## [STATED EXERCISE]
Give all of the lines again exactly as they read.

## [RECORDS SHOWN]
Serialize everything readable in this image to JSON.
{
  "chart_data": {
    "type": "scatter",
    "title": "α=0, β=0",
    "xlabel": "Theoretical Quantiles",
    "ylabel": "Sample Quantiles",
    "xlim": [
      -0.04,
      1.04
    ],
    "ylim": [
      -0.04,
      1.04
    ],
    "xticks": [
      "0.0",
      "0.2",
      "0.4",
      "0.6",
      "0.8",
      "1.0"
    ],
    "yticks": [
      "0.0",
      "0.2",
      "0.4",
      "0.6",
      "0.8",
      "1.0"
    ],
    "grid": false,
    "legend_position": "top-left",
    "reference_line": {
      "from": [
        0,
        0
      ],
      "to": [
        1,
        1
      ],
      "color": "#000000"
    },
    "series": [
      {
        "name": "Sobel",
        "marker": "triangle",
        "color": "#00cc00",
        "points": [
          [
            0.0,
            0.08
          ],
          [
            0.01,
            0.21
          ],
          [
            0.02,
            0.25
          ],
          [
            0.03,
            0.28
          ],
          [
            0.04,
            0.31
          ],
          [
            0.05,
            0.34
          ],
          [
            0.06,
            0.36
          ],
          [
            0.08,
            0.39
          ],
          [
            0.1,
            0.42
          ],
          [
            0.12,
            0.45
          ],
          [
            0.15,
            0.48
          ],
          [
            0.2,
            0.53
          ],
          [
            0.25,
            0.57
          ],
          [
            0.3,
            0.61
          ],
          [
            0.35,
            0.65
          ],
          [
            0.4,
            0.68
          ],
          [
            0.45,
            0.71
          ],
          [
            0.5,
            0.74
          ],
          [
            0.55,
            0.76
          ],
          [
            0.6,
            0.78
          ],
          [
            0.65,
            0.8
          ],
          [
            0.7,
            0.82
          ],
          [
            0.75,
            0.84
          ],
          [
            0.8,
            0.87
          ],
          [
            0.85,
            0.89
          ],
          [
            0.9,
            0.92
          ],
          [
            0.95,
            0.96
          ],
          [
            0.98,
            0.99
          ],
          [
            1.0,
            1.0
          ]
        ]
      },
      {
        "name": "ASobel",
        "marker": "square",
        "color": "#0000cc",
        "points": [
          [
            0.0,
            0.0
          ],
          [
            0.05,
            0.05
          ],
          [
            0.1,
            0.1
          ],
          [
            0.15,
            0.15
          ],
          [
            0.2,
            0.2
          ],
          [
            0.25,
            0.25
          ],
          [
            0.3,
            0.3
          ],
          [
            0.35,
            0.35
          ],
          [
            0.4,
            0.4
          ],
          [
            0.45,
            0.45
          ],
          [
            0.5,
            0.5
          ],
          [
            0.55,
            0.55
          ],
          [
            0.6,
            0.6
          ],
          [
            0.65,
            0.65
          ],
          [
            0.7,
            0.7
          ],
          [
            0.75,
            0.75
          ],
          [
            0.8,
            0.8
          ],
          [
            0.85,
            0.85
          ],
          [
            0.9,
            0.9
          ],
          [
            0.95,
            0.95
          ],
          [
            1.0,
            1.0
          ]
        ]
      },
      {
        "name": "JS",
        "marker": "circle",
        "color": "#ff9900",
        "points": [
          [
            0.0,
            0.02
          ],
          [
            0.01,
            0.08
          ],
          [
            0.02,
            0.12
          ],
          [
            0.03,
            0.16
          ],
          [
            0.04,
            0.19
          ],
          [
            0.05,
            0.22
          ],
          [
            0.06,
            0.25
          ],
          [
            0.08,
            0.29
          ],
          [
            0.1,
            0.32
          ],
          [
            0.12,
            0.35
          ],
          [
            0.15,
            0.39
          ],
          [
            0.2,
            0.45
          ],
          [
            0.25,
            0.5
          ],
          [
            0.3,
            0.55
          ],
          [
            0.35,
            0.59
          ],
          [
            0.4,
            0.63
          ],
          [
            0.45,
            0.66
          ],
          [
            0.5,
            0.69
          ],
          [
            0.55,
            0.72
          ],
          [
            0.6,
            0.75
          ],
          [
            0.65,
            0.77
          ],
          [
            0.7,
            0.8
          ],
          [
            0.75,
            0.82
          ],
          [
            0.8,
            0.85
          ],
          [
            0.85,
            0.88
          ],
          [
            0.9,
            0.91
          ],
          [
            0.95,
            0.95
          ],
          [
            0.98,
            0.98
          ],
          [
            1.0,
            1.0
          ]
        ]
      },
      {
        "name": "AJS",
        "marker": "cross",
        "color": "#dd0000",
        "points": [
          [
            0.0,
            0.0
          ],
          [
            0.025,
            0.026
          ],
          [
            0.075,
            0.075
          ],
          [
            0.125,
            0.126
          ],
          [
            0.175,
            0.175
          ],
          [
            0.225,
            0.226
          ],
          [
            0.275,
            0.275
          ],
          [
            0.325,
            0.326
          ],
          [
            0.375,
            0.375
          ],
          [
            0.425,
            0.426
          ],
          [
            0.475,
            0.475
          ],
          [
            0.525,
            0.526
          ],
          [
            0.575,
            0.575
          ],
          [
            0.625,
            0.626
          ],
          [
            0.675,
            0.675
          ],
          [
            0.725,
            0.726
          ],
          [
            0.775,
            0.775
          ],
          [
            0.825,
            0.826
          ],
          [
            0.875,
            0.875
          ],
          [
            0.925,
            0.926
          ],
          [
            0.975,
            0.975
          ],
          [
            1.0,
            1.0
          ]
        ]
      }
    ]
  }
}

## [FULL OUTPUT]
Serialize everything readable in this image to JSON.
{
  "chart_data": {
    "type": "scatter",
    "title": "α=0, β=0",
    "xlabel": "Theoretical Quantiles",
    "ylabel": "Sample Quantiles",
    "xlim": [
      -0.04,
      1.04
    ],
    "ylim": [
      -0.04,
      1.04
    ],
    "xticks": [
      "0.0",
      "0.2",
      "0.4",
      "0.6",
      "0.8",
      "1.0"
    ],
    "yticks": [
      "0.0",
      "0.2",
      "0.4",
      "0.6",
      "0.8",
      "1.0"
    ],
    "grid": false,
    "legend_position": "top-left",
    "reference_line": {
      "from": [
        0,
        0
      ],
      "to": [
        1,
        1
      ],
      "color": "#000000"
    },
    "series": [
      {
        "name": "Sobel",
        "marker": "triangle",
        "color": "#00cc00",
        "points": [
          [
            0.0,
            0.08
          ],
          [
            0.01,
            0.21
          ],
          [
            0.02,
            0.25
          ],
          [
            0.03,
            0.28
          ],
          [
            0.04,
            0.31
          ],
          [
            0.05,
            0.34
          ],
          [
            0.06,
            0.36
          ],
          [
            0.08,
            0.39
          ],
          [
            0.1,
            0.42
          ],
          [
            0.12,
            0.45
          ],
          [
            0.15,
            0.48
          ],
          [
            0.2,
            0.53
          ],
          [
            0.25,
            0.57
          ],
          [
            0.3,
            0.61
          ],
          [
            0.35,
            0.65
          ],
          [
            0.4,
            0.68
          ],
          [
            0.45,
            0.71
          ],
          [
            0.5,
            0.74
          ],
          [
            0.55,
            0.76
          ],
          [
            0.6,
            0.78
          ],
          [
            0.65,
            0.8
          ],
          [
            0.7,
            0.82
          ],
          [
            0.75,
            0.84
          ],
          [
            0.8,
            0.87
          ],
          [
            0.85,
            0.89
          ],
          [
            0.9,
            0.92
          ],
          [
            0.95,
            0.96
          ],
          [
            0.98,
            0.99
          ],
          [
            1.0,
            1.0
          ]
        ]
      },
      {
        "name": "ASobel",
        "marker": "square",
        "color": "#0000cc",
        "points": [
          [
            0.0,
            0.0
          ],
          [
            0.05,
            0.05
          ],
          [
            0.1,
            0.1
          ],
          [
            0.15,
            0.15
          ],
          [
            0.2,
            0.2
          ],
          [
            0.25,
            0.25
          ],
          [
            0.3,
            0.3
          ],
          [
            0.35,
            0.35
          ],
          [
            0.4,
            0.4
          ],
          [
            0.45,
            0.45
          ],
          [
            0.5,
            0.5
          ],
          [
            0.55,
            0.55
          ],
          [
            0.6,
            0.6
          ],
          [
            0.65,
            0.65
          ],
          [
            0.7,
            0.7
          ],
          [
            0.75,
            0.75
          ],
          [
            0.8,
            0.8
          ],
          [
            0.85,
            0.85
          ],
          [
            0.9,
            0.9
          ],
          [
            0.95,
            0.95
          ],
          [
            1.0,
            1.0
          ]
        ]
      },
      {
        "name": "JS",
        "marker": "circle",
        "color": "#ff9900",
        "points": [
          [
            0.0,
            0.02
          ],
          [
            0.01,
            0.08
          ],
          [
            0.02,
            0.12
          ],
          [
            0.03,
            0.16
          ],
          [
            0.04,
            0.19
          ],
          [
            0.05,
            0.22
          ],
          [
            0.06,
            0.25
          ],
          [
            0.08,
            0.29
          ],
          [
            0.1,
            0.32
          ],
          [
            0.12,
            0.35
          ],
          [
            0.15,
            0.39
          ],
          [
            0.2,
            0.45
          ],
          [
            0.25,
            0.5
          ],
          [
            0.3,
            0.55
          ],
          [
            0.35,
            0.59
          ],
          [
            0.4,
            0.63
          ],
          [
            0.45,
            0.66
          ],
          [
            0.5,
            0.69
          ],
          [
            0.55,
            0.72
          ],
          [
            0.6,
            0.75
          ],
          [
            0.65,
            0.77
          ],
          [
            0.7,
            0.8
          ],
          [
            0.75,
            0.82
          ],
          [
            0.8,
            0.85
          ],
          [
            0.85,
            0.88
          ],
          [
            0.9,
            0.91
          ],
          [
            0.95,
            0.95
          ],
          [
            0.98,
            0.98
          ],
          [
            1.0,
            1.0
          ]
        ]
      },
      {
        "name": "AJS",
        "marker": "cross",
        "color": "#dd0000",
        "points": [
          [
            0.0,
            0.0
          ],
          [
            0.025,
            0.026
          ],
          [
            0.075,
            0.075
          ],
          [
            0.125,
            0.126
          ],
          [
            0.175,
            0.175
          ],
          [
            0.225,
            0.226
          ],
          [
            0.275,
            0.275
          ],
          [
            0.325,
            0.326
          ],
          [
            0.375,
            0.375
          ],
          [
            0.425,
            0.426
          ],
          [
            0.475,
            0.475
          ],
          [
            0.525,
            0.526
          ],
          [
            0.575,
            0.575
          ],
          [
            0.625,
            0.626
          ],
          [
            0.675,
            0.675
          ],
          [
            0.725,
            0.726
          ],
          [
            0.775,
            0.775
          ],
          [
            0.825,
            0.826
          ],
          [
            0.875,
            0.875
          ],
          [
            0.925,
            0.926
          ],
          [
            0.975,
            0.975
          ],
          [
            1.0,
            1.0
          ]
        ]
      }
    ]
  }
}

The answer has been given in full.